### [Goal]
Single out the lines of the material that contain "Saldobalance" and copy them.

### [Raw records]
——————

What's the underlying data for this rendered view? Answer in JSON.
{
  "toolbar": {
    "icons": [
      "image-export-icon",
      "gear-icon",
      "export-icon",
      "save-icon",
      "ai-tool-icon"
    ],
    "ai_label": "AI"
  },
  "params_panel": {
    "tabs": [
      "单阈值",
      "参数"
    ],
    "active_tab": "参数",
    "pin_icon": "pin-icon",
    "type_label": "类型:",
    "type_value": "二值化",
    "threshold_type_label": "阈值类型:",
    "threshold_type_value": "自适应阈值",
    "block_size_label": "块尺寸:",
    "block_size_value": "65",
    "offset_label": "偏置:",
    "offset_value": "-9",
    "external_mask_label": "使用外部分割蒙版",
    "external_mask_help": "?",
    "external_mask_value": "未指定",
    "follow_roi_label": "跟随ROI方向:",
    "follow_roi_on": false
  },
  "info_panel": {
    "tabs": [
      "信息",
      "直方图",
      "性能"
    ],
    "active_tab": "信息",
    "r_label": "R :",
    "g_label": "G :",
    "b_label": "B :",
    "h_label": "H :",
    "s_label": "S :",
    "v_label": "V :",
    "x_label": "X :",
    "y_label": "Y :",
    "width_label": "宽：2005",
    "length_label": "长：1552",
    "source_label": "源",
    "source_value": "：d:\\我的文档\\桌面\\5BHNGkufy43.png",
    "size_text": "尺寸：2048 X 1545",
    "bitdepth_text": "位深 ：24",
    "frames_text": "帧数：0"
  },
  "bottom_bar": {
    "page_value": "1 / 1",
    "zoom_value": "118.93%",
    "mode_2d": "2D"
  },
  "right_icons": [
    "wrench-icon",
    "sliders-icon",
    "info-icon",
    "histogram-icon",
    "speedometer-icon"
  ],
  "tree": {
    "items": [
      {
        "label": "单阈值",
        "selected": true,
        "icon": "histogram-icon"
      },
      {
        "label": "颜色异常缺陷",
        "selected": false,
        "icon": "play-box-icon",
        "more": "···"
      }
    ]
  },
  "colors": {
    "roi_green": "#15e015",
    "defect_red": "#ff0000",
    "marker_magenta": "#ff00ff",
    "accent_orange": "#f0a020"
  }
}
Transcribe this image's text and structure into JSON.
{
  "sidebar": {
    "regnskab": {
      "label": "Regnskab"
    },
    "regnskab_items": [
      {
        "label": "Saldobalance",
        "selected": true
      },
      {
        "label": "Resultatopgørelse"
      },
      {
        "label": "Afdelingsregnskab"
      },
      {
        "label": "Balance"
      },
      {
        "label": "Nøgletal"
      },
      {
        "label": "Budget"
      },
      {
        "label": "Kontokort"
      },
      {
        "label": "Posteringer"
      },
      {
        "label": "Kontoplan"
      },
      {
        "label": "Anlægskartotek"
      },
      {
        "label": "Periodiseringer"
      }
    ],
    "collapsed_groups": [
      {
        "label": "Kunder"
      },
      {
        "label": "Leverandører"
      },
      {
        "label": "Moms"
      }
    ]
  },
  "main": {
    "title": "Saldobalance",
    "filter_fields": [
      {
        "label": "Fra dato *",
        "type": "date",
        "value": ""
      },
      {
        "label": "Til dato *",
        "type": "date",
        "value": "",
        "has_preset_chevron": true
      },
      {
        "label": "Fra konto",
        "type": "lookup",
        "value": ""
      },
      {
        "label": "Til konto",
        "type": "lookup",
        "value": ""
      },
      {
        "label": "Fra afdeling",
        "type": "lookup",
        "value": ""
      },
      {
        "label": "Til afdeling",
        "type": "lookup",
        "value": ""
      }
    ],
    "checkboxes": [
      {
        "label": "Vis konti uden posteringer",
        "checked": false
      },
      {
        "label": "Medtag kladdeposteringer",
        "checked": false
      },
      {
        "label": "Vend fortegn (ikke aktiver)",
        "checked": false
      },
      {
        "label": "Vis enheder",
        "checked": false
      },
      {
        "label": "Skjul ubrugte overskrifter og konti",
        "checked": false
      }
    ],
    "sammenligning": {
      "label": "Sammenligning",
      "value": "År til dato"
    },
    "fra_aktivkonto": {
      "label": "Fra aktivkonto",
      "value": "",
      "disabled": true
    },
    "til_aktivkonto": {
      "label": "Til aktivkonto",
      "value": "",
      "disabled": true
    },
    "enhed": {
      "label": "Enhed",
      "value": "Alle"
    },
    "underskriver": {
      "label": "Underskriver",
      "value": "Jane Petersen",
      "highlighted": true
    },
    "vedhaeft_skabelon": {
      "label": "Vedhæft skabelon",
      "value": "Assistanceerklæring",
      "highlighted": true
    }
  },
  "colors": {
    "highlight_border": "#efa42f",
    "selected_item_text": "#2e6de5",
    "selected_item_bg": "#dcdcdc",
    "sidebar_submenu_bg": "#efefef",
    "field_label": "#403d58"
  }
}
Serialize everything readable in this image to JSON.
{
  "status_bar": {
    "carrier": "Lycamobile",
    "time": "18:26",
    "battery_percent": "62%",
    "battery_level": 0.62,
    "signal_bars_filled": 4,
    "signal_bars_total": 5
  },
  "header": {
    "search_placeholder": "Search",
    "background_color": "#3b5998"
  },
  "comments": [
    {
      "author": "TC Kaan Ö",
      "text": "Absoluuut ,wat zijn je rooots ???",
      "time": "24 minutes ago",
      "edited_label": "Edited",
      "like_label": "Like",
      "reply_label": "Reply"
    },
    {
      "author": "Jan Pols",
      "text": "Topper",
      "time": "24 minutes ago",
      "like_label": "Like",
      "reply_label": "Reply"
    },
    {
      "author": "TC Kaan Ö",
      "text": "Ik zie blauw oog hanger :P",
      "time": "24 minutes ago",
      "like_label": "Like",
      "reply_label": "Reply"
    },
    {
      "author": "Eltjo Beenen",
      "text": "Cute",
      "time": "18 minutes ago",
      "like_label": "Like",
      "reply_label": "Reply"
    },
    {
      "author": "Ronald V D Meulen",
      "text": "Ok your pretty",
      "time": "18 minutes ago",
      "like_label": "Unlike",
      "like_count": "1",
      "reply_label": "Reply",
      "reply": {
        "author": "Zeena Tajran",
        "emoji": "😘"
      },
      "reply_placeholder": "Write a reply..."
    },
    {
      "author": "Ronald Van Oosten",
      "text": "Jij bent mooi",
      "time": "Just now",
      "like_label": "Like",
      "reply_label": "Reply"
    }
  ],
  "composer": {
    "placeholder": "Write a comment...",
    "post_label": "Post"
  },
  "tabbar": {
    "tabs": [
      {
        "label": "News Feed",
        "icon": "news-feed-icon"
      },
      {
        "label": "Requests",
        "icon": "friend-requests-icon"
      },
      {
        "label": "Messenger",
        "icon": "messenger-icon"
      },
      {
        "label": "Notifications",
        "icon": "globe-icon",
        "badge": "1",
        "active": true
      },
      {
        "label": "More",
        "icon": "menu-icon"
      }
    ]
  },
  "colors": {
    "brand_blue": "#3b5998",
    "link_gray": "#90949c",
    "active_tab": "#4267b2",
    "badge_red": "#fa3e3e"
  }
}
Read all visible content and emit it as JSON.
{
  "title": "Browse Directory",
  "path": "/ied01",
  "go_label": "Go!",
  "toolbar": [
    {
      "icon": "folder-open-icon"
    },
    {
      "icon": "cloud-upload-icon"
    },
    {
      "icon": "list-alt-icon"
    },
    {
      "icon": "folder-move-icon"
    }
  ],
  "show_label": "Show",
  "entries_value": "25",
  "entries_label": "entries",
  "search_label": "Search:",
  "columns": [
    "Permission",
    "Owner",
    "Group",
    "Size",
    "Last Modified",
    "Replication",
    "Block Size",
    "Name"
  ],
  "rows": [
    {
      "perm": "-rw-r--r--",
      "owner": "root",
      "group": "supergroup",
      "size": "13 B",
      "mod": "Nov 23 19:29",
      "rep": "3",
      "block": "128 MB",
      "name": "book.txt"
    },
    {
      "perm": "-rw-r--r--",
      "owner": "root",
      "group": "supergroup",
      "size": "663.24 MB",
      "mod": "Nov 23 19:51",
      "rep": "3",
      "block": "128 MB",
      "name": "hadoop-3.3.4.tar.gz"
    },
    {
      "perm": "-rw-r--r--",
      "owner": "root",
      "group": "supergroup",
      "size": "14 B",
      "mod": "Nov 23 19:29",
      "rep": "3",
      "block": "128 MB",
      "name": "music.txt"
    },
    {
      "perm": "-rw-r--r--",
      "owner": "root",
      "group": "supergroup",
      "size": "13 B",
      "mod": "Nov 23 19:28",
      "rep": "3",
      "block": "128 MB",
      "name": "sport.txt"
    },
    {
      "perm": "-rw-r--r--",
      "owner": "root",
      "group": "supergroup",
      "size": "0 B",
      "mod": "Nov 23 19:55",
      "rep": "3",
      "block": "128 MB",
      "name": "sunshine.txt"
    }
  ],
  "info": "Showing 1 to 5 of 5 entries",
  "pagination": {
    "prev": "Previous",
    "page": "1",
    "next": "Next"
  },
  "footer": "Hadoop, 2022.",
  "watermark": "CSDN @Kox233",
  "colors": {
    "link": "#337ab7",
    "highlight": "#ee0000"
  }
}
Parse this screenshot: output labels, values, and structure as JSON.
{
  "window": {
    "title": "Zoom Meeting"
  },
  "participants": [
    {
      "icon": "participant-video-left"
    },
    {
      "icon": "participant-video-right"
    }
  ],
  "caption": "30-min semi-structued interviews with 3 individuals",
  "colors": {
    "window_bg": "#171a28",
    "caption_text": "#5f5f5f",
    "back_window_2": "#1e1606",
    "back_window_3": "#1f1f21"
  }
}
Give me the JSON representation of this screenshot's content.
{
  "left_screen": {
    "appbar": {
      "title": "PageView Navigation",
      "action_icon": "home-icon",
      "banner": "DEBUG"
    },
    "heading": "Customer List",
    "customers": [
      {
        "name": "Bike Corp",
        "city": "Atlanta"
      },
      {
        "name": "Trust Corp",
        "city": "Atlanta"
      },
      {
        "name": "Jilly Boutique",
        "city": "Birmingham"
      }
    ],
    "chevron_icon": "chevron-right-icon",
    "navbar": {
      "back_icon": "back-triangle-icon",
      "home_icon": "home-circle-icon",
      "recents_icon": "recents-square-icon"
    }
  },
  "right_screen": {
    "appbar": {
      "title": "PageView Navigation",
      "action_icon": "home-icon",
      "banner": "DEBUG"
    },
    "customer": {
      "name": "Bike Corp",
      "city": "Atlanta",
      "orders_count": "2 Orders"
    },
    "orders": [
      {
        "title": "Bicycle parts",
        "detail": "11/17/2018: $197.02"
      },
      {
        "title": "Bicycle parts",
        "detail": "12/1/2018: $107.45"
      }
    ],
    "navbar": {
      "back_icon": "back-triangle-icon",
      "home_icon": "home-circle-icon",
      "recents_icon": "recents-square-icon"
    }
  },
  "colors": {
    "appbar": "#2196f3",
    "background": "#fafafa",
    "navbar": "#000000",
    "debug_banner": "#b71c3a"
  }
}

——————

### [Full solution]
        "label": "Saldobalance",
    "title": "Saldobalance",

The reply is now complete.